Start of SOURCE RECORDS
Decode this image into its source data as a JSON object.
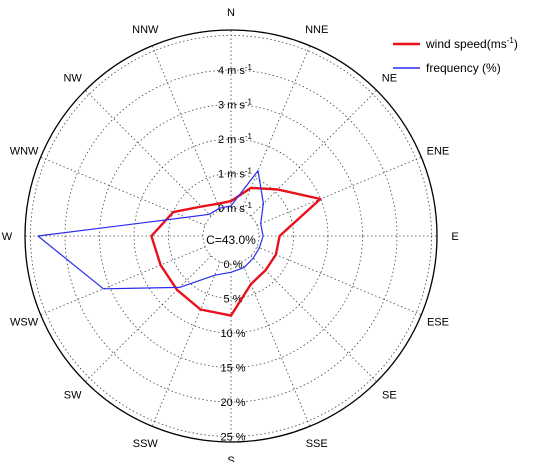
{
  "chart_data": {
    "type": "polar-rose",
    "directions": [
      "N",
      "NNE",
      "NE",
      "ENE",
      "E",
      "ESE",
      "SE",
      "SSE",
      "S",
      "SSW",
      "SW",
      "WSW",
      "W",
      "WNW",
      "NW",
      "NNW"
    ],
    "calm_label": "C=43.0%",
    "speed_ticks": [
      "0 m s-1",
      "1 m s-1",
      "2 m s-1",
      "3 m s-1",
      "4 m s-1"
    ],
    "frequency_ticks": [
      "0 %",
      "5 %",
      "10 %",
      "15 %",
      "20 %",
      "25 %"
    ],
    "series": [
      {
        "name": "wind speed(ms-1)",
        "color": "#e8101b",
        "unit": "m s-1",
        "values": [
          0.2,
          0.7,
          1.1,
          2.0,
          0.6,
          0.6,
          0.6,
          0.7,
          1.5,
          1.5,
          1.4,
          1.4,
          1.5,
          1.0,
          0.4,
          0.2
        ]
      },
      {
        "name": "frequency (%)",
        "color": "#2a2cf0",
        "unit": "%",
        "values": [
          0.3,
          6.2,
          2.6,
          0.6,
          0.6,
          0.4,
          0.5,
          0.9,
          1.2,
          2.1,
          6.5,
          16.0,
          24.0,
          3.0,
          0.4,
          0.3
        ]
      }
    ],
    "speed_range": [
      0,
      5
    ],
    "frequency_range": [
      0,
      25
    ],
    "legend_position": "top-right",
    "grid": true
  },
  "legend": {
    "speed_label": "wind speed(ms",
    "speed_sup": "-1",
    "speed_close": ")",
    "freq_label": "frequency (%)"
  }
}
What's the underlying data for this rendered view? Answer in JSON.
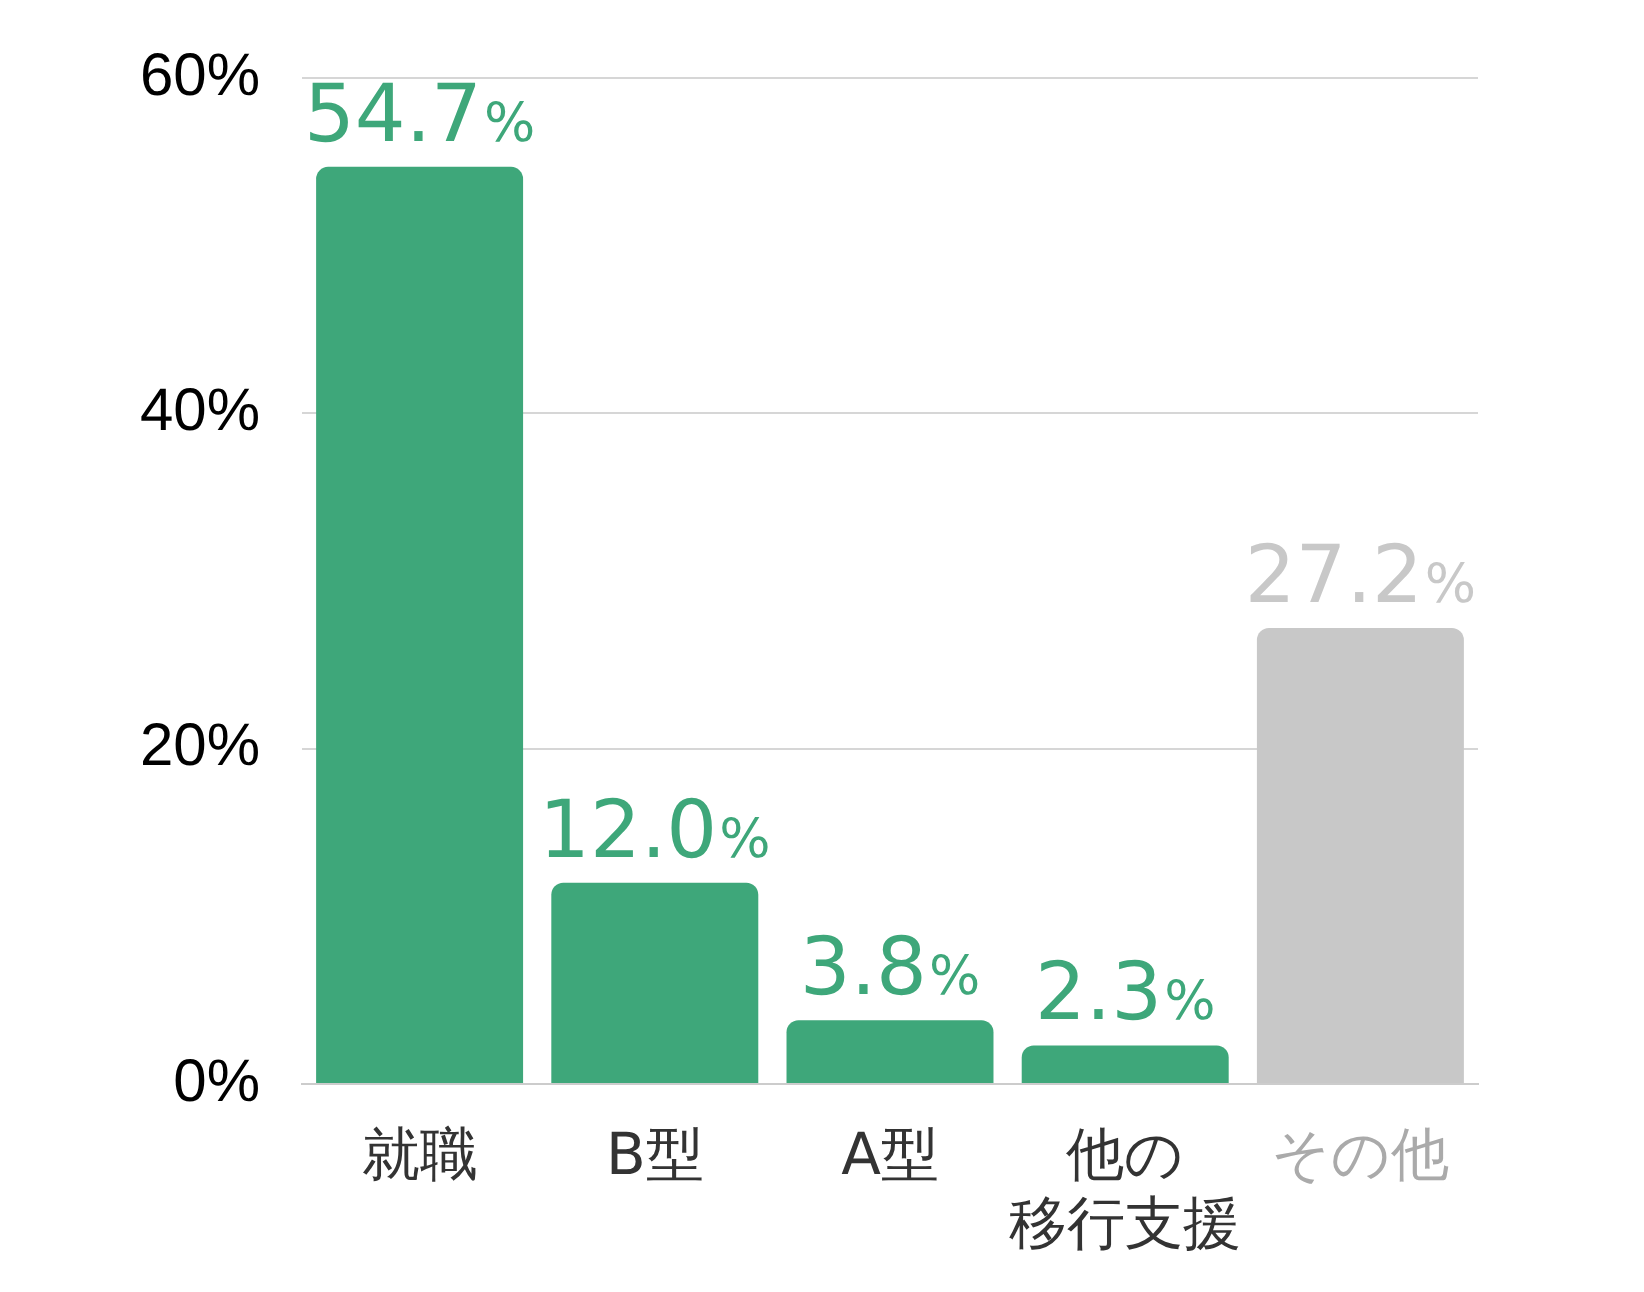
{
  "chart_data": {
    "type": "bar",
    "categories": [
      "就職",
      "B型",
      "A型",
      "他の移行支援",
      "その他"
    ],
    "values": [
      54.7,
      12.0,
      3.8,
      2.3,
      27.2
    ],
    "colors": [
      "#3ea77a",
      "#3ea77a",
      "#3ea77a",
      "#3ea77a",
      "#c8c8c8"
    ],
    "value_labels": [
      "54.7%",
      "12.0%",
      "3.8%",
      "2.3%",
      "27.2%"
    ],
    "ylim": [
      0,
      60
    ],
    "yticks": [
      {
        "value": 0,
        "label": "0%"
      },
      {
        "value": 20,
        "label": "20%"
      },
      {
        "value": 40,
        "label": "40%"
      },
      {
        "value": 60,
        "label": "60%"
      }
    ],
    "grid": "y"
  }
}
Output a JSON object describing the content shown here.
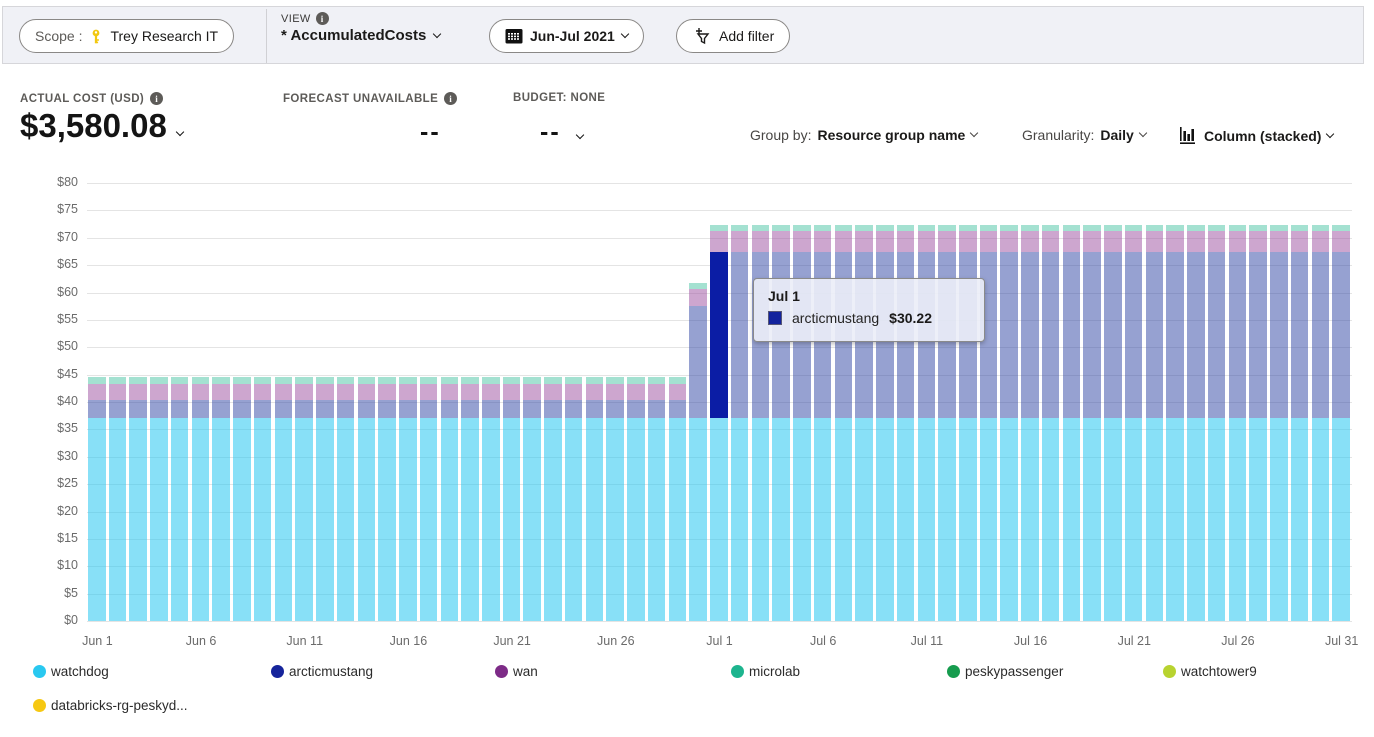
{
  "toolbar": {
    "scope_label": "Scope :",
    "scope_value": "Trey Research IT",
    "view_label": "VIEW",
    "view_value": "* AccumulatedCosts",
    "date_range": "Jun-Jul 2021",
    "add_filter_label": "Add filter"
  },
  "kpis": {
    "actual_cost_label": "ACTUAL COST (USD)",
    "actual_cost_value": "$3,580.08",
    "forecast_label": "FORECAST UNAVAILABLE",
    "forecast_value": "--",
    "budget_label": "BUDGET: NONE",
    "budget_value": "--"
  },
  "controls": {
    "group_by_label": "Group by:",
    "group_by_value": "Resource group name",
    "granularity_label": "Granularity:",
    "granularity_value": "Daily",
    "chart_type_label": "Column (stacked)"
  },
  "tooltip": {
    "title": "Jul 1",
    "series": "arcticmustang",
    "value": "$30.22",
    "swatch_color": "#12229d"
  },
  "legend": [
    {
      "label": "watchdog",
      "color": "#29c8f0"
    },
    {
      "label": "arcticmustang",
      "color": "#16249b"
    },
    {
      "label": "wan",
      "color": "#7d2b87"
    },
    {
      "label": "microlab",
      "color": "#1db48e"
    },
    {
      "label": "peskypassenger",
      "color": "#169c4e"
    },
    {
      "label": "watchtower9",
      "color": "#b8d330"
    },
    {
      "label": "databricks-rg-peskyd...",
      "color": "#f6c812"
    }
  ],
  "chart_data": {
    "type": "bar",
    "stacked": true,
    "title": "Accumulated cost by resource group name, daily",
    "xlabel": "",
    "ylabel": "",
    "ylim": [
      0,
      80
    ],
    "y_tick_step": 5,
    "y_tick_prefix": "$",
    "grid": true,
    "legend_position": "bottom",
    "x_tick_interval": 5,
    "labels": [
      "Jun 1",
      "Jun 2",
      "Jun 3",
      "Jun 4",
      "Jun 5",
      "Jun 6",
      "Jun 7",
      "Jun 8",
      "Jun 9",
      "Jun 10",
      "Jun 11",
      "Jun 12",
      "Jun 13",
      "Jun 14",
      "Jun 15",
      "Jun 16",
      "Jun 17",
      "Jun 18",
      "Jun 19",
      "Jun 20",
      "Jun 21",
      "Jun 22",
      "Jun 23",
      "Jun 24",
      "Jun 25",
      "Jun 26",
      "Jun 27",
      "Jun 28",
      "Jun 29",
      "Jun 30",
      "Jul 1",
      "Jul 2",
      "Jul 3",
      "Jul 4",
      "Jul 5",
      "Jul 6",
      "Jul 7",
      "Jul 8",
      "Jul 9",
      "Jul 10",
      "Jul 11",
      "Jul 12",
      "Jul 13",
      "Jul 14",
      "Jul 15",
      "Jul 16",
      "Jul 17",
      "Jul 18",
      "Jul 19",
      "Jul 20",
      "Jul 21",
      "Jul 22",
      "Jul 23",
      "Jul 24",
      "Jul 25",
      "Jul 26",
      "Jul 27",
      "Jul 28",
      "Jul 29",
      "Jul 30",
      "Jul 31"
    ],
    "series": [
      {
        "name": "watchdog",
        "color": "#29c8f0",
        "faded": "rgba(38,198,241,0.55)",
        "values": [
          37.1,
          37.1,
          37.1,
          37.1,
          37.1,
          37.1,
          37.1,
          37.1,
          37.1,
          37.1,
          37.1,
          37.1,
          37.1,
          37.1,
          37.1,
          37.1,
          37.1,
          37.1,
          37.1,
          37.1,
          37.1,
          37.1,
          37.1,
          37.1,
          37.1,
          37.1,
          37.1,
          37.1,
          37.1,
          37.1,
          37.1,
          37.1,
          37.1,
          37.1,
          37.1,
          37.1,
          37.1,
          37.1,
          37.1,
          37.1,
          37.1,
          37.1,
          37.1,
          37.1,
          37.1,
          37.1,
          37.1,
          37.1,
          37.1,
          37.1,
          37.1,
          37.1,
          37.1,
          37.1,
          37.1,
          37.1,
          37.1,
          37.1,
          37.1,
          37.1,
          37.1
        ]
      },
      {
        "name": "arcticmustang",
        "color": "#16249b",
        "solid": "#0b1da5",
        "faded": "rgba(46,68,164,0.5)",
        "values": [
          3.3,
          3.3,
          3.3,
          3.3,
          3.3,
          3.3,
          3.3,
          3.3,
          3.3,
          3.3,
          3.3,
          3.3,
          3.3,
          3.3,
          3.3,
          3.3,
          3.3,
          3.3,
          3.3,
          3.3,
          3.3,
          3.3,
          3.3,
          3.3,
          3.3,
          3.3,
          3.3,
          3.3,
          3.3,
          20.5,
          30.22,
          30.22,
          30.22,
          30.22,
          30.22,
          30.22,
          30.22,
          30.22,
          30.22,
          30.22,
          30.22,
          30.22,
          30.22,
          30.22,
          30.22,
          30.22,
          30.22,
          30.22,
          30.22,
          30.22,
          30.22,
          30.22,
          30.22,
          30.22,
          30.22,
          30.22,
          30.22,
          30.22,
          30.22,
          30.22,
          30.22
        ]
      },
      {
        "name": "wan",
        "color": "#7d2b87",
        "faded": "rgba(155,77,160,0.5)",
        "values": [
          2.9,
          2.9,
          2.9,
          2.9,
          2.9,
          2.9,
          2.9,
          2.9,
          2.9,
          2.9,
          2.9,
          2.9,
          2.9,
          2.9,
          2.9,
          2.9,
          2.9,
          2.9,
          2.9,
          2.9,
          2.9,
          2.9,
          2.9,
          2.9,
          2.9,
          2.9,
          2.9,
          2.9,
          2.9,
          3.0,
          3.9,
          3.9,
          3.9,
          3.9,
          3.9,
          3.9,
          3.9,
          3.9,
          3.9,
          3.9,
          3.9,
          3.9,
          3.9,
          3.9,
          3.9,
          3.9,
          3.9,
          3.9,
          3.9,
          3.9,
          3.9,
          3.9,
          3.9,
          3.9,
          3.9,
          3.9,
          3.9,
          3.9,
          3.9,
          3.9,
          3.9
        ]
      },
      {
        "name": "microlab",
        "color": "#1db48e",
        "faded": "rgba(73,195,163,0.5)",
        "values": [
          1.2,
          1.2,
          1.2,
          1.2,
          1.2,
          1.2,
          1.2,
          1.2,
          1.2,
          1.2,
          1.2,
          1.2,
          1.2,
          1.2,
          1.2,
          1.2,
          1.2,
          1.2,
          1.2,
          1.2,
          1.2,
          1.2,
          1.2,
          1.2,
          1.2,
          1.2,
          1.2,
          1.2,
          1.2,
          1.2,
          1.2,
          1.2,
          1.2,
          1.2,
          1.2,
          1.2,
          1.2,
          1.2,
          1.2,
          1.2,
          1.2,
          1.2,
          1.2,
          1.2,
          1.2,
          1.2,
          1.2,
          1.2,
          1.2,
          1.2,
          1.2,
          1.2,
          1.2,
          1.2,
          1.2,
          1.2,
          1.2,
          1.2,
          1.2,
          1.2,
          1.2
        ]
      }
    ],
    "highlight": {
      "label": "Jul 1",
      "series": "arcticmustang",
      "value": 30.22
    }
  }
}
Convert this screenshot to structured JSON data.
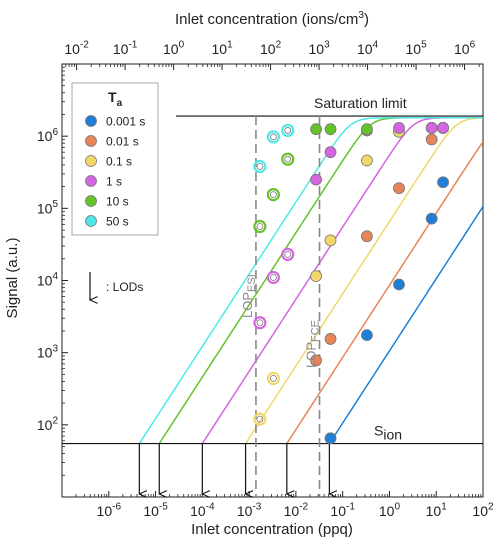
End of SOURCE RECORDS
GIVEN INSTRUCTION: Locate all lines that include the word "series" and copy them out.

ANSWER TO THE PROBLEM:
    "series": [
    "series": "arcticmustang",
    "series": [
      "series": "arcticmustang",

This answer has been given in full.